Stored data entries
☆ ☆ ☆

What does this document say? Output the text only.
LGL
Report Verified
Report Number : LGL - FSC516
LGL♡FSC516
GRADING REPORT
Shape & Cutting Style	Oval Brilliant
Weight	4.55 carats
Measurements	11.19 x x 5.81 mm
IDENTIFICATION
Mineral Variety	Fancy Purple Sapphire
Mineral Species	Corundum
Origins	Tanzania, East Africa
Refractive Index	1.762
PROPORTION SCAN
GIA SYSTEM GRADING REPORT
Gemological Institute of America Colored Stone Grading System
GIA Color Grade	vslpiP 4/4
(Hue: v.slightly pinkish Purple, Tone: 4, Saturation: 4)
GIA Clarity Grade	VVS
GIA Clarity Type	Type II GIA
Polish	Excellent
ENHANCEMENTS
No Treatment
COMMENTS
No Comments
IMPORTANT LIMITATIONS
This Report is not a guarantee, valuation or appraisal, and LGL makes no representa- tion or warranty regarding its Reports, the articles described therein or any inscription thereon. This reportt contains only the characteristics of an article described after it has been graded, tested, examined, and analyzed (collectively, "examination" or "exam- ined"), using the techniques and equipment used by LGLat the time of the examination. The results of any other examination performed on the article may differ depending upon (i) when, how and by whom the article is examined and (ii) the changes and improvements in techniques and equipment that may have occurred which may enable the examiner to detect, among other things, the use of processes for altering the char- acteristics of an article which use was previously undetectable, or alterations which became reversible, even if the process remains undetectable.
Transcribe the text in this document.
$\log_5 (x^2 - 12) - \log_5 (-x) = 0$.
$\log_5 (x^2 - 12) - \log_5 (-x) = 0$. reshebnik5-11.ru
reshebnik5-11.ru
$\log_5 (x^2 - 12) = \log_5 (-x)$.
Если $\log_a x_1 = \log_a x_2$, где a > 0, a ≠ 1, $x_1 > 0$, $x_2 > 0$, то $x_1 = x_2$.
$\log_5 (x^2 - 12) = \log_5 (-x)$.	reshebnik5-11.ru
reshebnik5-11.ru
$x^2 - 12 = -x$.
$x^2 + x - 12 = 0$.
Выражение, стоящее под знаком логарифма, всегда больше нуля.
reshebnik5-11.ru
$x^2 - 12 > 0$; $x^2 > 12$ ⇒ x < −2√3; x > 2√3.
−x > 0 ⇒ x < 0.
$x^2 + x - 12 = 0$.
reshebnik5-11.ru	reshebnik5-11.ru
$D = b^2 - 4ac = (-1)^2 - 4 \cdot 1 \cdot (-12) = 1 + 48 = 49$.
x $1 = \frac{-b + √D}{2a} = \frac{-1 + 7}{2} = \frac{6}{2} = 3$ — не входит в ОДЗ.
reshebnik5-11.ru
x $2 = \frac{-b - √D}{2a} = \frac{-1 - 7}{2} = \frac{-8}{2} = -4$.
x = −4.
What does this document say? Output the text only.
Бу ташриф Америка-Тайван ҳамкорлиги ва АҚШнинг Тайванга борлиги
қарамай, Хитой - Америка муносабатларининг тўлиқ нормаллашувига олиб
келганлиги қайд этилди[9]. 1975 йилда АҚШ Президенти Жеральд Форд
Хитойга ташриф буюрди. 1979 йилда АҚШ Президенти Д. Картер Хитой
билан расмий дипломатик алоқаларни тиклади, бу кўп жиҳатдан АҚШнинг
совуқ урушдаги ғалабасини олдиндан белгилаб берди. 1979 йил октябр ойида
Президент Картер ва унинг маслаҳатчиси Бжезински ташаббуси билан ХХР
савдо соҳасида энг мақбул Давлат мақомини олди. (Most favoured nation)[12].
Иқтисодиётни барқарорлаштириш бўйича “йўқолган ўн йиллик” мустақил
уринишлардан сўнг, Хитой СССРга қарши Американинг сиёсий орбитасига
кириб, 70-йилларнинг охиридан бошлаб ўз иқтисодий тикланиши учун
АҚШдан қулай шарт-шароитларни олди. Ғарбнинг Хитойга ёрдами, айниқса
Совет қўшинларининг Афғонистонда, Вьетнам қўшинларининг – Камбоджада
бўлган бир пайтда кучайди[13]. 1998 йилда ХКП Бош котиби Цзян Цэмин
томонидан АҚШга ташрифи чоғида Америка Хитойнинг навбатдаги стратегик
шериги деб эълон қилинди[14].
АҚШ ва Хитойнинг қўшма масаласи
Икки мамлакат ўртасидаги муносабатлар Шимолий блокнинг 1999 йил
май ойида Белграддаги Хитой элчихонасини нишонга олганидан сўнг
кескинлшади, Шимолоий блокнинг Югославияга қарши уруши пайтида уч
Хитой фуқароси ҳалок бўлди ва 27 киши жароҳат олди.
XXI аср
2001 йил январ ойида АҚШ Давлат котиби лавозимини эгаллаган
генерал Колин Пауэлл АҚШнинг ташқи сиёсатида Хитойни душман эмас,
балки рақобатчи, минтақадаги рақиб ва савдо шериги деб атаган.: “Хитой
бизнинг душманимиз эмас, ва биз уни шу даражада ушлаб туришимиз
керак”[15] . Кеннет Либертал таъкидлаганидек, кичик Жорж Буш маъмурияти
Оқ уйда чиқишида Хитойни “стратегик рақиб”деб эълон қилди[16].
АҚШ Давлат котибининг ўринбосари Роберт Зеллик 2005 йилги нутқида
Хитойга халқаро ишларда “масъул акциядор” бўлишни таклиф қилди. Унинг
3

☆ ☆ ☆

Goal
Reply with one number only: the count of lines in the entries that contain "рақиб".

Answer to this problem
2